• _WHAT TO WORK ON_
Read the data below. Every line holding the string "nunmehr" must be copied.

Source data
=====
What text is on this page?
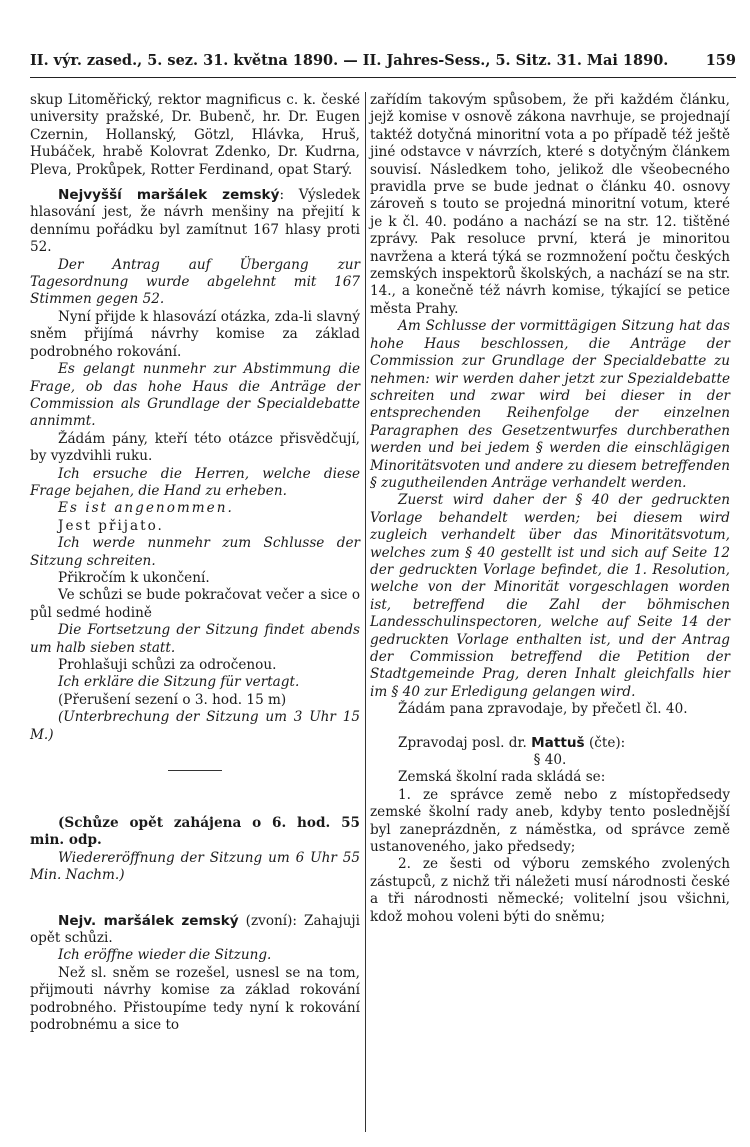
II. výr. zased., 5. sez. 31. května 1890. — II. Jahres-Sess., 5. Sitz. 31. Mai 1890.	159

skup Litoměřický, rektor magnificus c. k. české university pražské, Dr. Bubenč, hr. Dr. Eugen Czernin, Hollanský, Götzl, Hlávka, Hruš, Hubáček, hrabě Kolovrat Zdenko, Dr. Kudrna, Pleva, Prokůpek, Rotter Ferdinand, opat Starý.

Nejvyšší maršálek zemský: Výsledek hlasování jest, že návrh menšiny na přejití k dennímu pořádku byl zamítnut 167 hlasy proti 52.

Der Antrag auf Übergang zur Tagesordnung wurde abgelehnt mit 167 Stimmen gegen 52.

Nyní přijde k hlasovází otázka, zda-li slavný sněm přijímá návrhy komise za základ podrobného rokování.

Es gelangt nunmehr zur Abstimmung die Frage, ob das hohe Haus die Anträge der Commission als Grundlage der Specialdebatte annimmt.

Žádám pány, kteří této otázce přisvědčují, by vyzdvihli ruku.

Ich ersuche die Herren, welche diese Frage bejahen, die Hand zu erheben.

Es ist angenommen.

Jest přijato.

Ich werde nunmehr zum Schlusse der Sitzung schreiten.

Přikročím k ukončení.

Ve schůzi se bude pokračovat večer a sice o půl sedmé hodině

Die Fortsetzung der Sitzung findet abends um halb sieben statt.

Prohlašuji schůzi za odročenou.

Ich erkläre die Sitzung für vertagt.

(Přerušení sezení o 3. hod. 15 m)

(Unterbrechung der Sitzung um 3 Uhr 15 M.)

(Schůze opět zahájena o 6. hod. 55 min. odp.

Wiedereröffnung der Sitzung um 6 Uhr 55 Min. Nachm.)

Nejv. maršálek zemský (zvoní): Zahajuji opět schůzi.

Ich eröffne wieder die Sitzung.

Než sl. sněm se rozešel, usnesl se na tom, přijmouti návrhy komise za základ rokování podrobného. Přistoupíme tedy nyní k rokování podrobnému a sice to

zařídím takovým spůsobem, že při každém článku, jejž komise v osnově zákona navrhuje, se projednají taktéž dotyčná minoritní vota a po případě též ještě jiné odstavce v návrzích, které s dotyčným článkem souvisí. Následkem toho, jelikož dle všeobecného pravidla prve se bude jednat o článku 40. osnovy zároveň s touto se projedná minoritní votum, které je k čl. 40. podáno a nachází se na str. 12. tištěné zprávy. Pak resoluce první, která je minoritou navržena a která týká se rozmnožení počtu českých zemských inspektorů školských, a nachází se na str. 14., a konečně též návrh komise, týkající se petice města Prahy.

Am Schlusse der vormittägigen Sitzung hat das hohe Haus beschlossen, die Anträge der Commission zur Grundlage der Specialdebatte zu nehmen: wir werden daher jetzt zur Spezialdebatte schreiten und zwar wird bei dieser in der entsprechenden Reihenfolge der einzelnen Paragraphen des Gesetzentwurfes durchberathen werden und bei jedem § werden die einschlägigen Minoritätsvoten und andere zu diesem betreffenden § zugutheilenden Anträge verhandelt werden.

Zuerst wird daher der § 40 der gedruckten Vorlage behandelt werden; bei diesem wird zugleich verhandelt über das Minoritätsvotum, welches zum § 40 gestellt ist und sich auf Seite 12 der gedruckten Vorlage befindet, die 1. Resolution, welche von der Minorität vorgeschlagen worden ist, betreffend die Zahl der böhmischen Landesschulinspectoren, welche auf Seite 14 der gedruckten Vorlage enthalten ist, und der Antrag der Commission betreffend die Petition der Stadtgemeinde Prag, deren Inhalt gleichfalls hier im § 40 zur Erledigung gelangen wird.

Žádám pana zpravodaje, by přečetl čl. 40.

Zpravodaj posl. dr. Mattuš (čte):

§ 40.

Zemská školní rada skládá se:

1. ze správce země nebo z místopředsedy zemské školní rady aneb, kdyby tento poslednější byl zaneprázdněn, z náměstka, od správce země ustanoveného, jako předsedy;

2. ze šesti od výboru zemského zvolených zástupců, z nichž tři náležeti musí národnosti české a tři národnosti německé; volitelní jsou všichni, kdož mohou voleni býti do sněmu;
=====
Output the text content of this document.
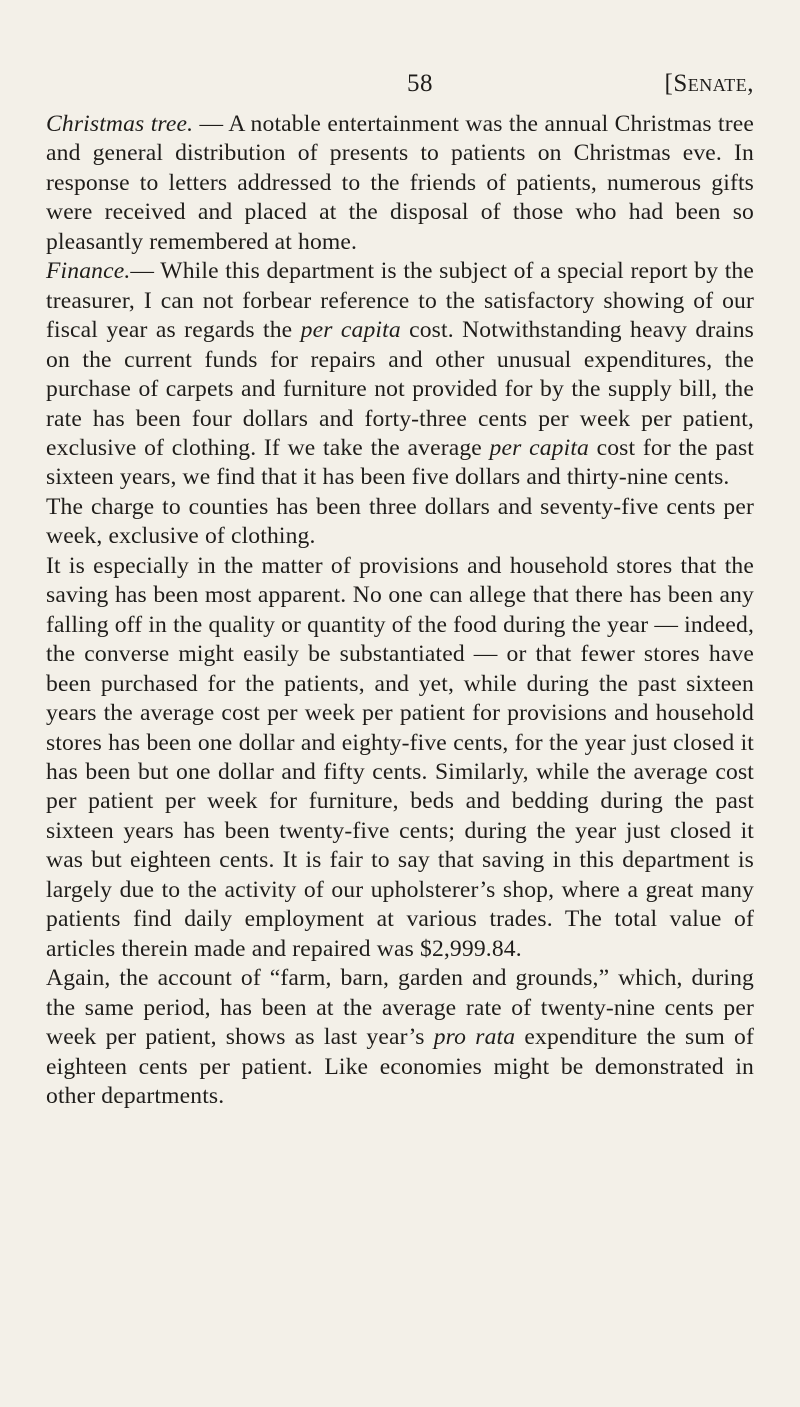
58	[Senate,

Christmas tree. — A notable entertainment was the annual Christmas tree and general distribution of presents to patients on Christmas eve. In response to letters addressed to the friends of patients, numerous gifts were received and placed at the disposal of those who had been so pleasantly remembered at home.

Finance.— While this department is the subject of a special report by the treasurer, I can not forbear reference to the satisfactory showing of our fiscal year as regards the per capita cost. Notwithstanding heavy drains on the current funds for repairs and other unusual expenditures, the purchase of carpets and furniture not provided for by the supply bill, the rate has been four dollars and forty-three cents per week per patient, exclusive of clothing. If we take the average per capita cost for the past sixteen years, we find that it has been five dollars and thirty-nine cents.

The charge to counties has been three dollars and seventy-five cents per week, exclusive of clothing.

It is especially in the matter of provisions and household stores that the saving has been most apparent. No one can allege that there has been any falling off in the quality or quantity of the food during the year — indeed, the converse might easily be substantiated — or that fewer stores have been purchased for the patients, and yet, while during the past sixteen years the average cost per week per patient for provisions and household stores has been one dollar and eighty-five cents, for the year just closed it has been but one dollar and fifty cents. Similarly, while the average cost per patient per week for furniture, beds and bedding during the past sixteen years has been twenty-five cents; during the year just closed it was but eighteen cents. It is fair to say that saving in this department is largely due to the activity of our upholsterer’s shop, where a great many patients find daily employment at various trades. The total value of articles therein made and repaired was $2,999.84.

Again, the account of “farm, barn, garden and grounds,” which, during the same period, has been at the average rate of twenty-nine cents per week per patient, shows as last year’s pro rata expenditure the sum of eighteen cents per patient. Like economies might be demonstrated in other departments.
=====
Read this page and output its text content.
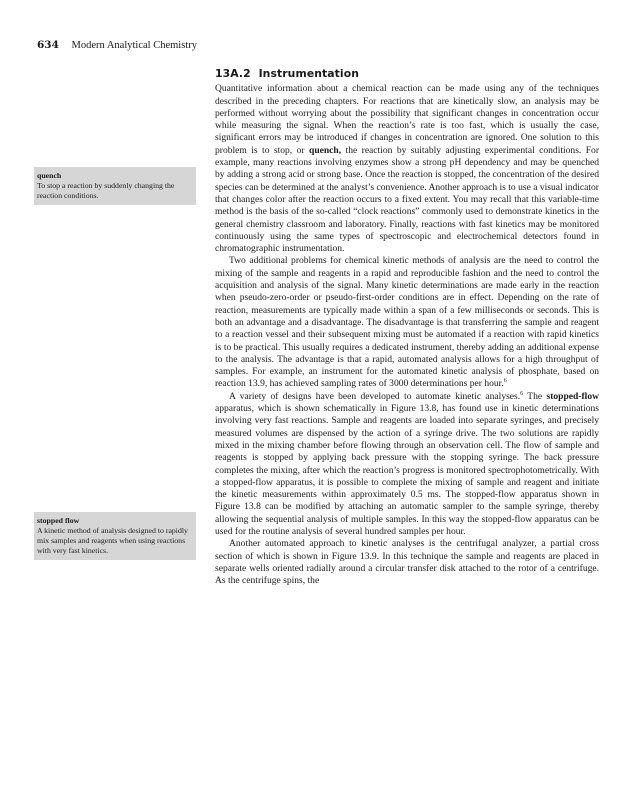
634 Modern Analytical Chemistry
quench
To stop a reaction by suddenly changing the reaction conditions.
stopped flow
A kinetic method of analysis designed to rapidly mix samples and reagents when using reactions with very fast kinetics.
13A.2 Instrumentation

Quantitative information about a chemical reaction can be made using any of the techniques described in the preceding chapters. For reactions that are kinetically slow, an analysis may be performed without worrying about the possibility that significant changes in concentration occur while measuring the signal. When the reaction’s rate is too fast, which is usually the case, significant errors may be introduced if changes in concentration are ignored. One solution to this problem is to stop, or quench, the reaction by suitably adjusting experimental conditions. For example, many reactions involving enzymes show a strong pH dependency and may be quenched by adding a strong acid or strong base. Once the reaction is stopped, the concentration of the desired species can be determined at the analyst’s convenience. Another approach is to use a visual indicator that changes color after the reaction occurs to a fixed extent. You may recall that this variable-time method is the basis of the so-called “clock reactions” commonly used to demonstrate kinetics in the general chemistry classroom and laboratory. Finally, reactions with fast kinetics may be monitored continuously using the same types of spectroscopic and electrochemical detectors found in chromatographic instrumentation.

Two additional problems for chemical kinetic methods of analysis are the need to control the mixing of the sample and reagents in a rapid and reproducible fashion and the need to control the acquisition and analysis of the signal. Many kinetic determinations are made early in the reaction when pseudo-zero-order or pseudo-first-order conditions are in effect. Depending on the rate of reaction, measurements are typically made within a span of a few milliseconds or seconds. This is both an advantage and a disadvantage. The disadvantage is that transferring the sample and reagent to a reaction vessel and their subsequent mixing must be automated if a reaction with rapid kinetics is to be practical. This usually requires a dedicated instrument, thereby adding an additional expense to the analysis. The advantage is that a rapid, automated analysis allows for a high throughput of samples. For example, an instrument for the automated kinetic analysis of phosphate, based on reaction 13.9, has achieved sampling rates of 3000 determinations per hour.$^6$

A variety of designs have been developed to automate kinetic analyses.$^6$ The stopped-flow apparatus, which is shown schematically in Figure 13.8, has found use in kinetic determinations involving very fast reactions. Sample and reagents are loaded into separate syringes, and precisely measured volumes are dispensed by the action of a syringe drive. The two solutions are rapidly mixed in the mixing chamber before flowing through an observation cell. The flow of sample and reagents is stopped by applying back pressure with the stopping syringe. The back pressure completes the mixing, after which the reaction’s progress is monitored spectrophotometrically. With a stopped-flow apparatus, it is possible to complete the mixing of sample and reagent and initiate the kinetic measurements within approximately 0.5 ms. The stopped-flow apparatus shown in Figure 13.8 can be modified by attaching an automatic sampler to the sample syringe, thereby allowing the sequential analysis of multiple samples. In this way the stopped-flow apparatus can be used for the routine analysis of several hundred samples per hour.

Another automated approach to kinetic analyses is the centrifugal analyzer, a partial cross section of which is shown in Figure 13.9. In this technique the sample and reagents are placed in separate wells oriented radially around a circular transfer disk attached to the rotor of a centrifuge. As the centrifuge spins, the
=====
• _ANSWER FOR THIS EXERCISE_
Es gelangt nunmehr zur Abstimmung die Frage, ob das hohe Haus die Anträge der Commission als Grundlage der Specialdebatte annimmt.
Ich werde nunmehr zum Schlusse der Sitzung schreiten.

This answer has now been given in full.